[Stored items from a collection]
= = = =
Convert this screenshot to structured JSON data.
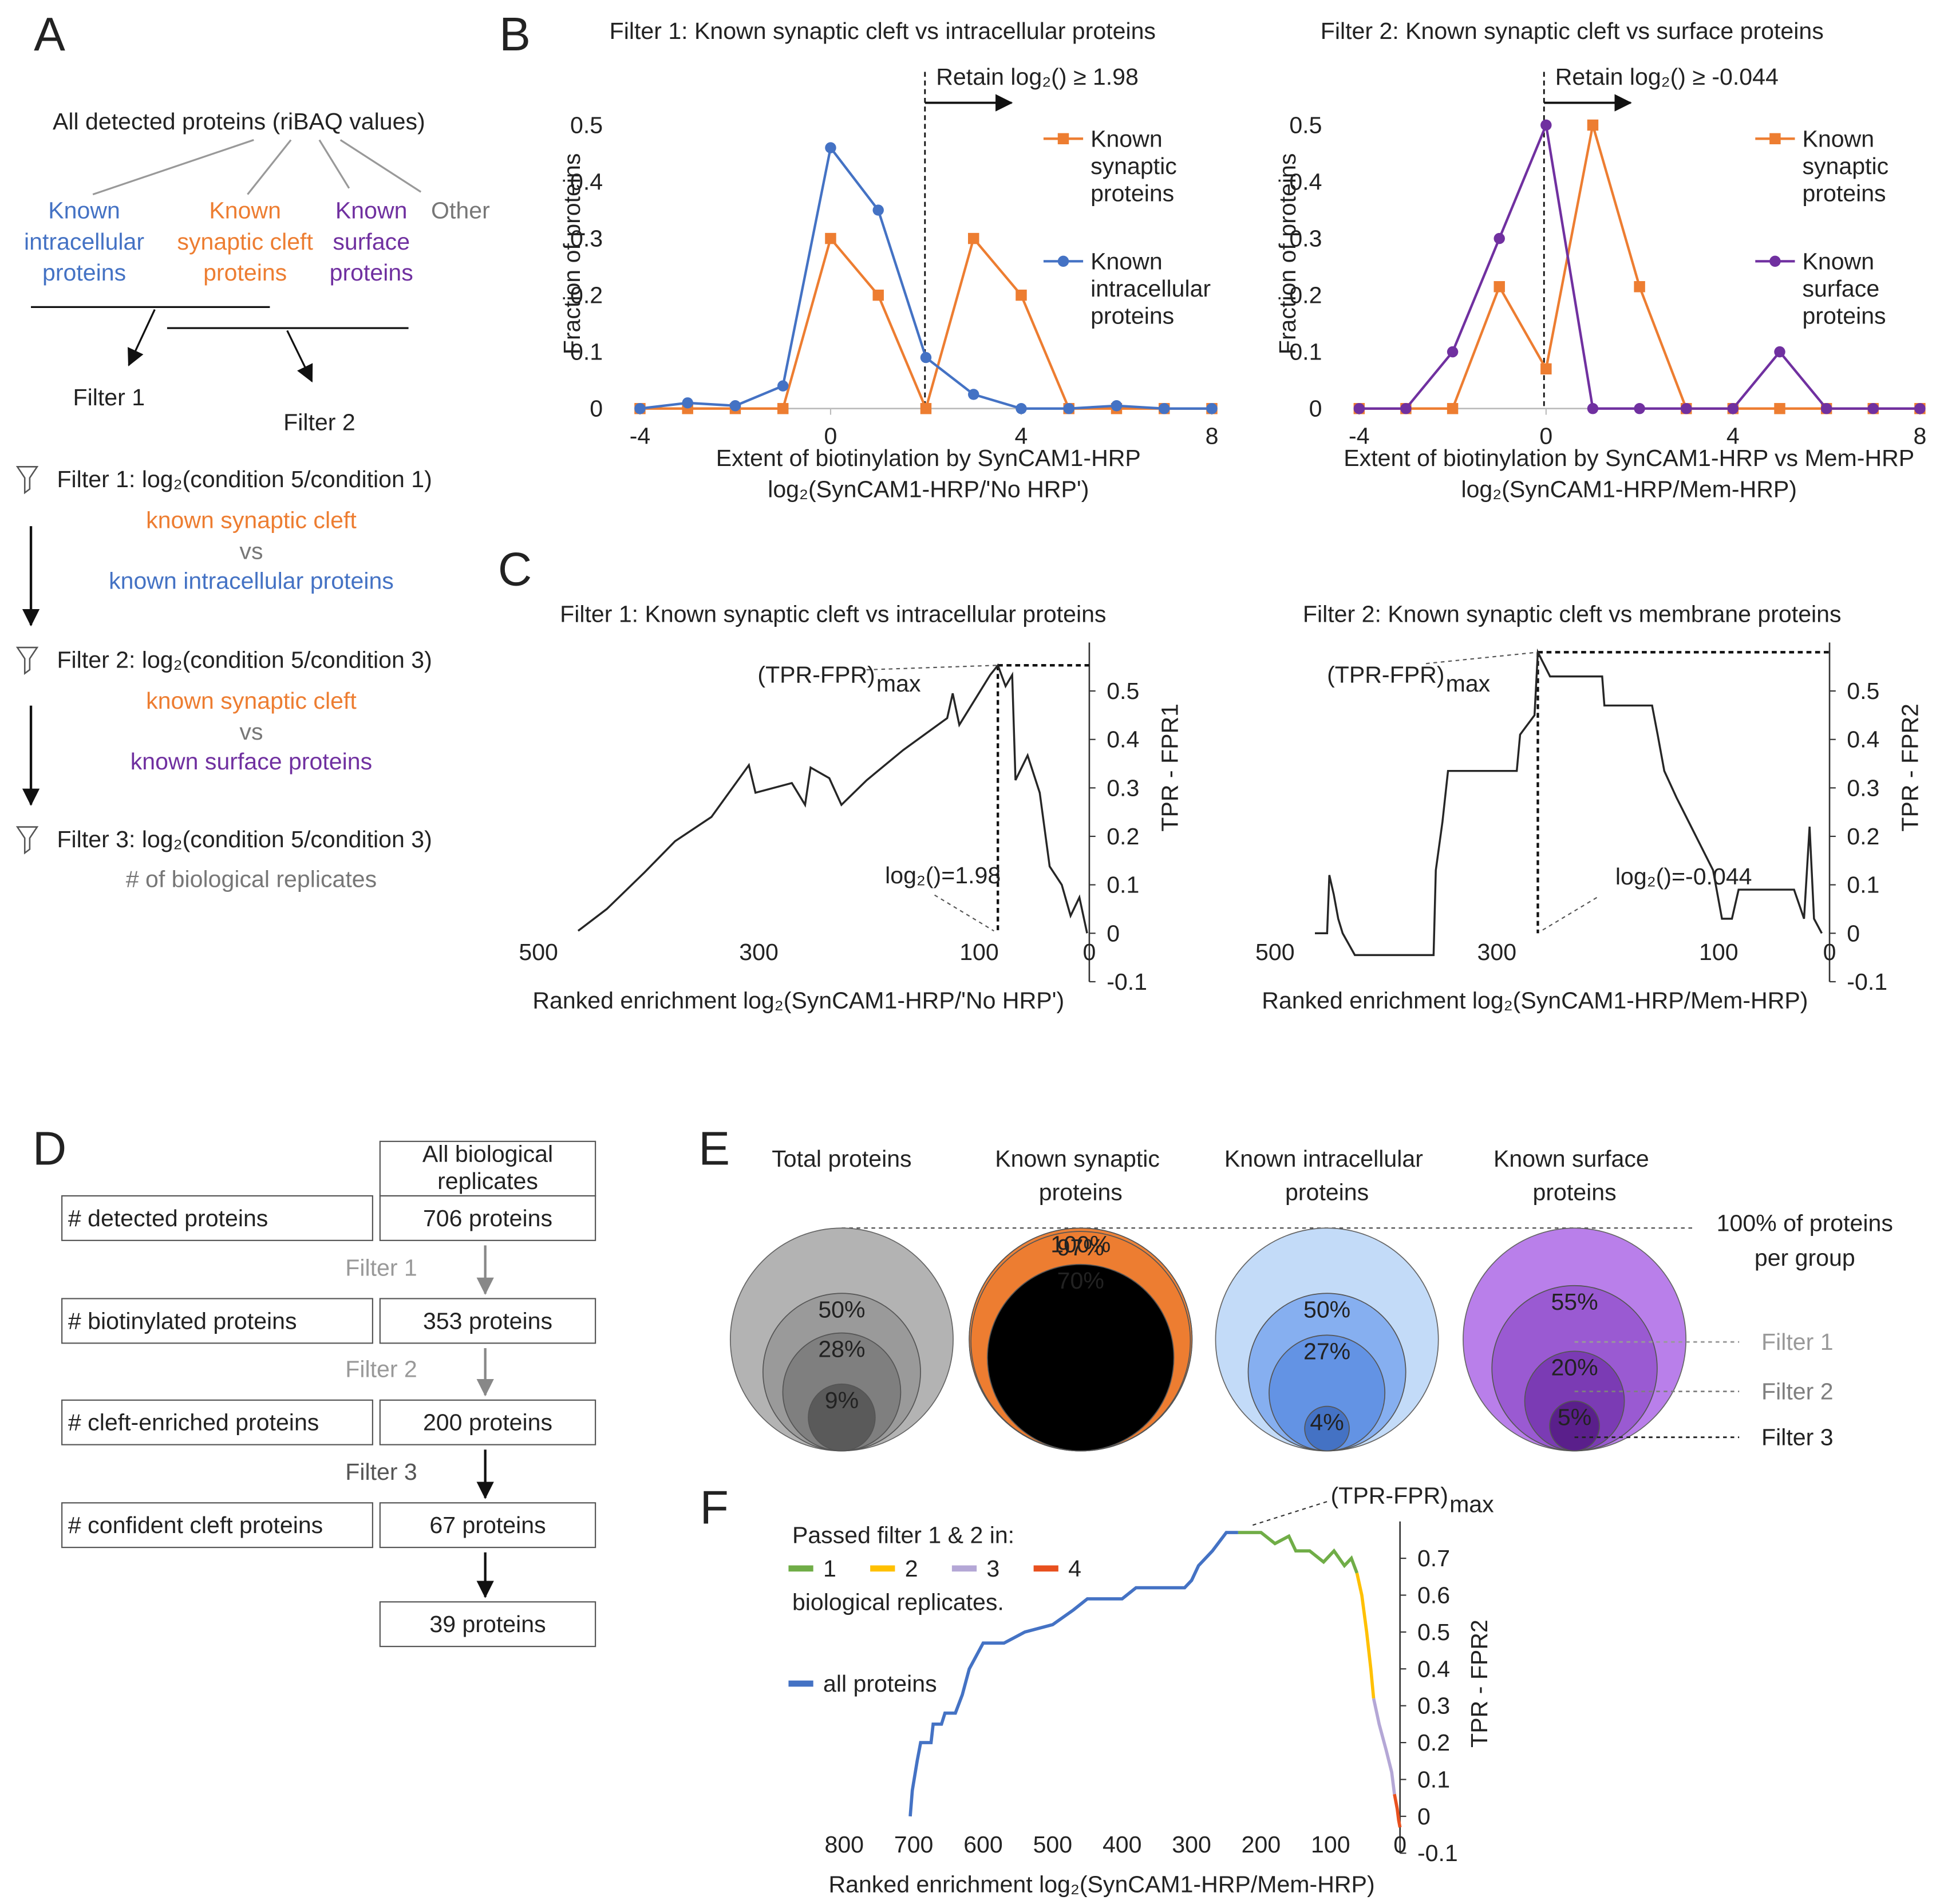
{
  "panel_labels": [
    "A",
    "B",
    "C",
    "D",
    "E",
    "F"
  ],
  "panel_a": {
    "root": "All detected proteins (riBAQ values)",
    "groups": [
      {
        "lines": [
          "Known",
          "intracellular",
          "proteins"
        ]
      },
      {
        "lines": [
          "Known",
          "synaptic cleft",
          "proteins"
        ]
      },
      {
        "lines": [
          "Known",
          "surface",
          "proteins"
        ]
      },
      {
        "lines": [
          "Other"
        ]
      }
    ],
    "branches": [
      "Filter 1",
      "Filter 2"
    ],
    "steps": [
      {
        "title": "Filter 1: log₂(condition 5/condition 1)",
        "lines": [
          "known synaptic cleft",
          "vs",
          "known intracellular proteins"
        ]
      },
      {
        "title": "Filter 2: log₂(condition 5/condition 3)",
        "lines": [
          "known synaptic cleft",
          "vs",
          "known surface proteins"
        ]
      },
      {
        "title": "Filter 3: log₂(condition 5/condition 3)",
        "lines": [
          "# of biological replicates"
        ]
      }
    ]
  },
  "panel_d": {
    "header": [
      "All biological",
      "replicates"
    ],
    "rows": [
      {
        "label": "# detected proteins",
        "value": "706 proteins"
      },
      {
        "label": "# biotinylated proteins",
        "value": "353 proteins"
      },
      {
        "label": "# cleft-enriched proteins",
        "value": "200 proteins"
      },
      {
        "label": "# confident cleft proteins",
        "value": "67 proteins"
      }
    ],
    "filters": [
      "Filter 1",
      "Filter 2",
      "Filter 3"
    ],
    "final": "39 proteins"
  },
  "chart_data": [
    {
      "type": "line",
      "title": "Filter 1: Known synaptic cleft vs intracellular proteins",
      "xlabel": [
        "Extent of biotinylation  by SynCAM1-HRP",
        "log₂(SynCAM1-HRP/'No HRP')"
      ],
      "ylabel": "Fraction of proteins",
      "x": [
        -4,
        -3,
        -2,
        -1,
        0,
        1,
        2,
        3,
        4,
        5,
        6,
        7,
        8
      ],
      "xlim": [
        -4,
        8
      ],
      "xticks": [
        -4,
        0,
        4,
        8
      ],
      "ylim": [
        0,
        0.5
      ],
      "yticks": [
        0,
        0.1,
        0.2,
        0.3,
        0.4,
        0.5
      ],
      "yaxis": "left",
      "threshold": 1.98,
      "threshold_label": "Retain log₂() ≥ 1.98",
      "series": [
        {
          "name": "Known synaptic proteins",
          "color": "#ed7d31",
          "marker": "square",
          "values": [
            0,
            0,
            0,
            0,
            0.3,
            0.2,
            0,
            0.3,
            0.2,
            0,
            0,
            0,
            0
          ]
        },
        {
          "name": "Known intracellular proteins",
          "color": "#4472c4",
          "marker": "circle",
          "values": [
            0,
            0.01,
            0.005,
            0.04,
            0.46,
            0.35,
            0.09,
            0.025,
            0,
            0,
            0.005,
            0,
            0
          ]
        }
      ]
    },
    {
      "type": "line",
      "title": "Filter 2: Known synaptic cleft vs surface proteins",
      "xlabel": [
        "Extent of biotinylation  by SynCAM1-HRP vs Mem-HRP",
        "log₂(SynCAM1-HRP/Mem-HRP)"
      ],
      "ylabel": "Fraction of proteins",
      "x": [
        -4,
        -3,
        -2,
        -1,
        0,
        1,
        2,
        3,
        4,
        5,
        6,
        7,
        8
      ],
      "xlim": [
        -4,
        8
      ],
      "xticks": [
        -4,
        0,
        4,
        8
      ],
      "ylim": [
        0,
        0.5
      ],
      "yticks": [
        0,
        0.1,
        0.2,
        0.3,
        0.4,
        0.5
      ],
      "yaxis": "left",
      "threshold": -0.044,
      "threshold_label": "Retain log₂() ≥ -0.044",
      "series": [
        {
          "name": "Known synaptic proteins",
          "color": "#ed7d31",
          "marker": "square",
          "values": [
            0,
            0,
            0,
            0.215,
            0.07,
            0.5,
            0.215,
            0,
            0,
            0,
            0,
            0,
            0
          ]
        },
        {
          "name": "Known surface proteins",
          "color": "#7030a0",
          "marker": "circle",
          "values": [
            0,
            0,
            0.1,
            0.3,
            0.5,
            0,
            0,
            0,
            0,
            0.1,
            0,
            0,
            0
          ]
        }
      ]
    },
    {
      "type": "line",
      "title": "Filter 1: Known synaptic cleft vs intracellular proteins",
      "xlabel": [
        "Ranked enrichment log₂(SynCAM1-HRP/'No HRP')"
      ],
      "ylabel": "TPR - FPR1",
      "xlim": [
        500,
        0
      ],
      "xticks": [
        500,
        300,
        100,
        0
      ],
      "ylim": [
        -0.1,
        0.6
      ],
      "yticks": [
        -0.1,
        0,
        0.1,
        0.2,
        0.3,
        0.4,
        0.5
      ],
      "yaxis": "right",
      "max_point": {
        "x": 83,
        "y": 0.553
      },
      "max_label": "(TPR-FPR)",
      "max_label_sub": "max",
      "threshold_label": "log₂()=1.98",
      "series": [
        {
          "color": "#262626",
          "x": [
            464,
            438,
            404,
            376,
            343,
            309,
            303,
            270,
            258,
            253,
            236,
            225,
            202,
            169,
            129,
            124,
            118,
            90,
            83,
            76,
            70,
            67,
            56,
            45,
            36,
            25,
            17,
            9,
            2
          ],
          "values": [
            0.005,
            0.05,
            0.125,
            0.19,
            0.24,
            0.347,
            0.29,
            0.31,
            0.265,
            0.342,
            0.32,
            0.265,
            0.316,
            0.378,
            0.444,
            0.495,
            0.43,
            0.533,
            0.553,
            0.51,
            0.533,
            0.316,
            0.367,
            0.29,
            0.138,
            0.1,
            0.036,
            0.074,
            0
          ]
        }
      ]
    },
    {
      "type": "line",
      "title": "Filter 2: Known synaptic cleft vs membrane proteins",
      "xlabel": [
        "Ranked enrichment log₂(SynCAM1-HRP/Mem-HRP)"
      ],
      "ylabel": "TPR - FPR2",
      "xlim": [
        500,
        0
      ],
      "xticks": [
        500,
        300,
        100,
        0
      ],
      "ylim": [
        -0.1,
        0.6
      ],
      "yticks": [
        -0.1,
        0,
        0.1,
        0.2,
        0.3,
        0.4,
        0.5
      ],
      "yaxis": "right",
      "max_point": {
        "x": 263,
        "y": 0.58
      },
      "max_label": "(TPR-FPR)",
      "max_label_sub": "max",
      "threshold_label": "log₂()=-0.044",
      "series": [
        {
          "color": "#262626",
          "x": [
            464,
            453,
            451,
            447,
            443,
            439,
            428,
            357,
            355,
            349,
            344,
            282,
            279,
            266,
            263,
            252,
            205,
            203,
            160,
            155,
            149,
            138,
            127,
            116,
            105,
            97,
            88,
            82,
            32,
            23,
            18,
            14,
            7
          ],
          "values": [
            0,
            0,
            0.12,
            0.08,
            0.03,
            0,
            -0.045,
            -0.045,
            0.13,
            0.23,
            0.335,
            0.335,
            0.41,
            0.45,
            0.58,
            0.53,
            0.53,
            0.47,
            0.47,
            0.41,
            0.335,
            0.28,
            0.23,
            0.18,
            0.13,
            0.03,
            0.03,
            0.09,
            0.09,
            0.03,
            0.22,
            0.03,
            0
          ]
        }
      ]
    },
    {
      "type": "circles",
      "reference_value": 100,
      "reference_label": [
        "100% of proteins",
        "per group"
      ],
      "level_labels": [
        "Filter 1",
        "Filter 2",
        "Filter 3"
      ],
      "level_colors": [
        "#999999",
        "#7f7f7f",
        "#222222"
      ],
      "series": [
        {
          "name": "Total proteins",
          "colors": [
            "#b3b3b3",
            "#9a9a9a",
            "#7f7f7f",
            "#5a5a5a"
          ],
          "values": [
            50,
            28,
            9
          ],
          "value_labels": [
            "50%",
            "28%",
            "9%"
          ]
        },
        {
          "name": "Known synaptic proteins",
          "colors": [
            "#f79b55",
            "#ee8238",
            "#ed7d31"
          ],
          "values": [
            100,
            97,
            70
          ],
          "value_labels": [
            "100%",
            "97%",
            "70%"
          ]
        },
        {
          "name": "Known intracellular proteins",
          "colors": [
            "#c3dbf8",
            "#86aff0",
            "#6393e4",
            "#4472c4"
          ],
          "values": [
            50,
            27,
            4
          ],
          "value_labels": [
            "50%",
            "27%",
            "4%"
          ]
        },
        {
          "name": "Known surface proteins",
          "colors": [
            "#b97fea",
            "#9a5ad2",
            "#7b3bb4",
            "#5a1f8b"
          ],
          "values": [
            55,
            20,
            5
          ],
          "value_labels": [
            "55%",
            "20%",
            "5%"
          ]
        }
      ]
    },
    {
      "type": "line",
      "xlabel": [
        "Ranked enrichment log₂(SynCAM1-HRP/Mem-HRP)"
      ],
      "ylabel": "TPR - FPR2",
      "xlim": [
        800,
        0
      ],
      "xticks": [
        800,
        700,
        600,
        500,
        400,
        300,
        200,
        100,
        0
      ],
      "ylim": [
        -0.1,
        0.8
      ],
      "yticks": [
        -0.1,
        0,
        0.1,
        0.2,
        0.3,
        0.4,
        0.5,
        0.6,
        0.7
      ],
      "yaxis": "right",
      "max_label": "(TPR-FPR)",
      "max_label_sub": "max",
      "legend_title": "Passed filter 1 & 2 in:",
      "legend_footer": "biological replicates.",
      "series": [
        {
          "name": "all proteins",
          "color": "#4472c4",
          "x": [
            705,
            702,
            695,
            690,
            675,
            672,
            660,
            655,
            640,
            630,
            620,
            600,
            570,
            540,
            500,
            470,
            450,
            400,
            380,
            310,
            300,
            290,
            270,
            250,
            233
          ],
          "values": [
            0,
            0.07,
            0.15,
            0.2,
            0.2,
            0.25,
            0.25,
            0.28,
            0.28,
            0.33,
            0.4,
            0.47,
            0.47,
            0.5,
            0.52,
            0.56,
            0.59,
            0.59,
            0.62,
            0.62,
            0.64,
            0.68,
            0.72,
            0.77,
            0.77
          ]
        },
        {
          "name": "1",
          "color": "#70ad47",
          "x": [
            233,
            200,
            180,
            160,
            150,
            130,
            110,
            95,
            80,
            70,
            62
          ],
          "values": [
            0.77,
            0.77,
            0.74,
            0.76,
            0.72,
            0.72,
            0.69,
            0.72,
            0.68,
            0.7,
            0.66
          ]
        },
        {
          "name": "2",
          "color": "#ffc000",
          "x": [
            62,
            55,
            48,
            42,
            38
          ],
          "values": [
            0.66,
            0.6,
            0.5,
            0.4,
            0.32
          ]
        },
        {
          "name": "3",
          "color": "#b4a7d6",
          "x": [
            38,
            30,
            20,
            12,
            8
          ],
          "values": [
            0.32,
            0.25,
            0.18,
            0.12,
            0.06
          ]
        },
        {
          "name": "4",
          "color": "#e8501e",
          "x": [
            8,
            4,
            2,
            0
          ],
          "values": [
            0.06,
            0.02,
            -0.01,
            -0.03
          ]
        }
      ]
    }
  ]
}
= = = =
• [Problem to solve] For each line above that holds the string "cleft", provide a copy of that line.

• [Answer space]
          "synaptic cleft",
          "known synaptic cleft",
          "known synaptic cleft",
        "label": "# cleft-enriched proteins",
        "label": "# confident cleft proteins",
      "title": "Filter 1: Known synaptic cleft vs intracellular proteins",
      "title": "Filter 2: Known synaptic cleft vs surface proteins",
      "title": "Filter 1: Known synaptic cleft vs intracellular proteins",
      "title": "Filter 2: Known synaptic cleft vs membrane proteins",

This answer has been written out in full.